• **WHAT THIS TASK INVOLVES**
Write out the full set of records exactly. Any pictures in them do not belong in the copy.

______________________________

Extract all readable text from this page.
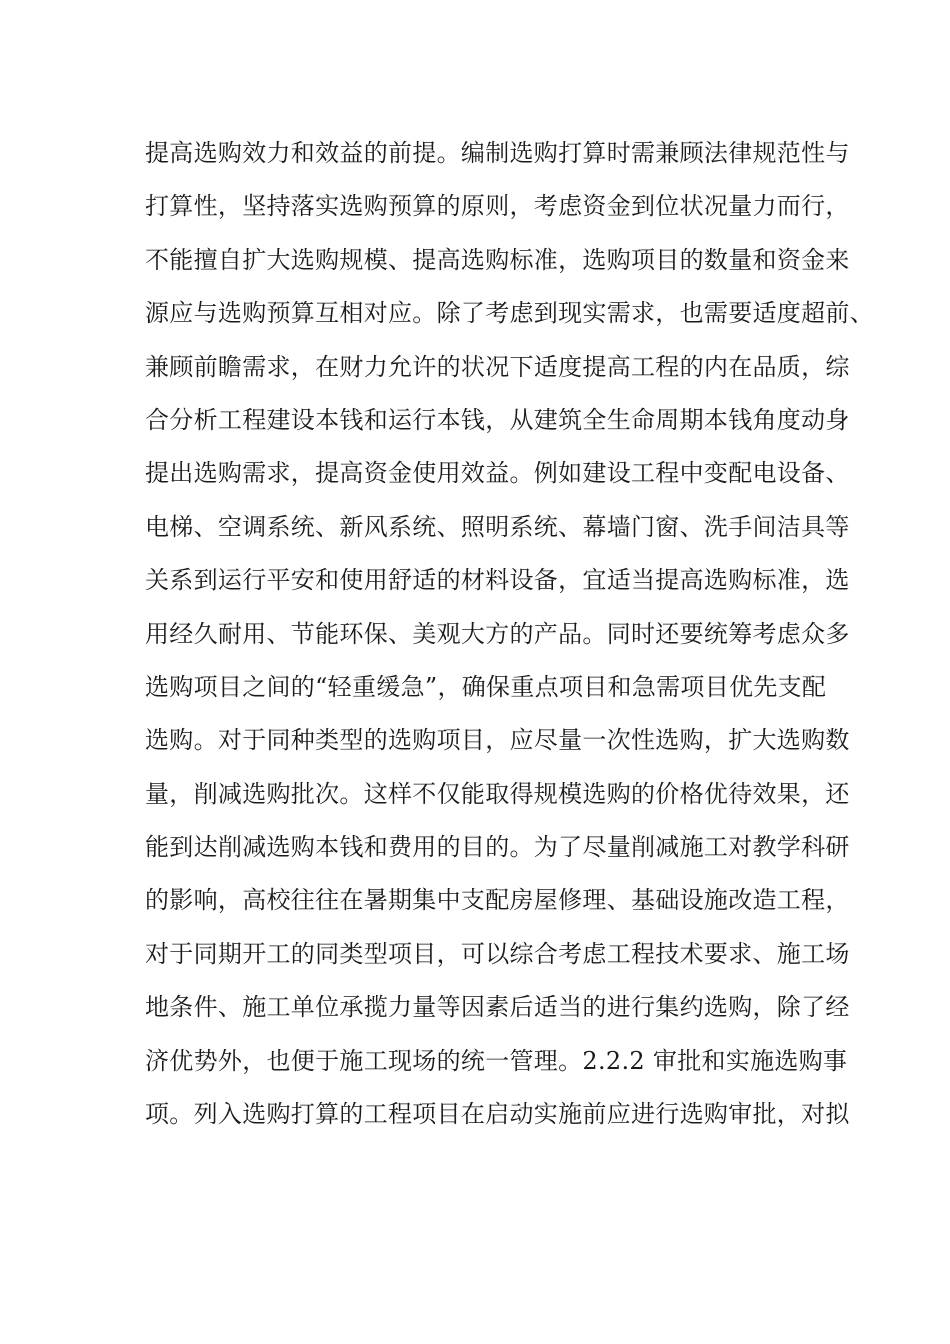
提高选购效力和效益的前提。编制选购打算时需兼顾法律规范性与
打算性，坚持落实选购预算的原则，考虑资金到位状况量力而行，
不能擅自扩大选购规模、提高选购标准，选购项目的数量和资金来
源应与选购预算互相对应。除了考虑到现实需求，也需要适度超前、
兼顾前瞻需求，在财力允许的状况下适度提高工程的内在品质，综
合分析工程建设本钱和运行本钱，从建筑全生命周期本钱角度动身
提出选购需求，提高资金使用效益。例如建设工程中变配电设备、
电梯、空调系统、新风系统、照明系统、幕墙门窗、洗手间洁具等
关系到运行平安和使用舒适的材料设备，宜适当提高选购标准，选
用经久耐用、节能环保、美观大方的产品。同时还要统筹考虑众多
选购项目之间的“轻重缓急”，确保重点项目和急需项目优先支配
选购。对于同种类型的选购项目，应尽量一次性选购，扩大选购数
量，削减选购批次。这样不仅能取得规模选购的价格优待效果，还
能到达削减选购本钱和费用的目的。为了尽量削减施工对教学科研
的影响，高校往往在暑期集中支配房屋修理、基础设施改造工程，
对于同期开工的同类型项目，可以综合考虑工程技术要求、施工场
地条件、施工单位承揽力量等因素后适当的进行集约选购，除了经
济优势外，也便于施工现场的统一管理。2.2.2 审批和实施选购事
项。列入选购打算的工程项目在启动实施前应进行选购审批，对拟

______________________________

• **TASK SOLUTION**
Extract all readable text from this page.
提高选购效力和效益的前提。编制选购打算时需兼顾法律规范性与
打算性，坚持落实选购预算的原则，考虑资金到位状况量力而行，
不能擅自扩大选购规模、提高选购标准，选购项目的数量和资金来
源应与选购预算互相对应。除了考虑到现实需求，也需要适度超前、
兼顾前瞻需求，在财力允许的状况下适度提高工程的内在品质，综
合分析工程建设本钱和运行本钱，从建筑全生命周期本钱角度动身
提出选购需求，提高资金使用效益。例如建设工程中变配电设备、
电梯、空调系统、新风系统、照明系统、幕墙门窗、洗手间洁具等
关系到运行平安和使用舒适的材料设备，宜适当提高选购标准，选
用经久耐用、节能环保、美观大方的产品。同时还要统筹考虑众多
选购项目之间的“轻重缓急”，确保重点项目和急需项目优先支配
选购。对于同种类型的选购项目，应尽量一次性选购，扩大选购数
量，削减选购批次。这样不仅能取得规模选购的价格优待效果，还
能到达削减选购本钱和费用的目的。为了尽量削减施工对教学科研
的影响，高校往往在暑期集中支配房屋修理、基础设施改造工程，
对于同期开工的同类型项目，可以综合考虑工程技术要求、施工场
地条件、施工单位承揽力量等因素后适当的进行集约选购，除了经
济优势外，也便于施工现场的统一管理。2.2.2 审批和实施选购事
项。列入选购打算的工程项目在启动实施前应进行选购审批，对拟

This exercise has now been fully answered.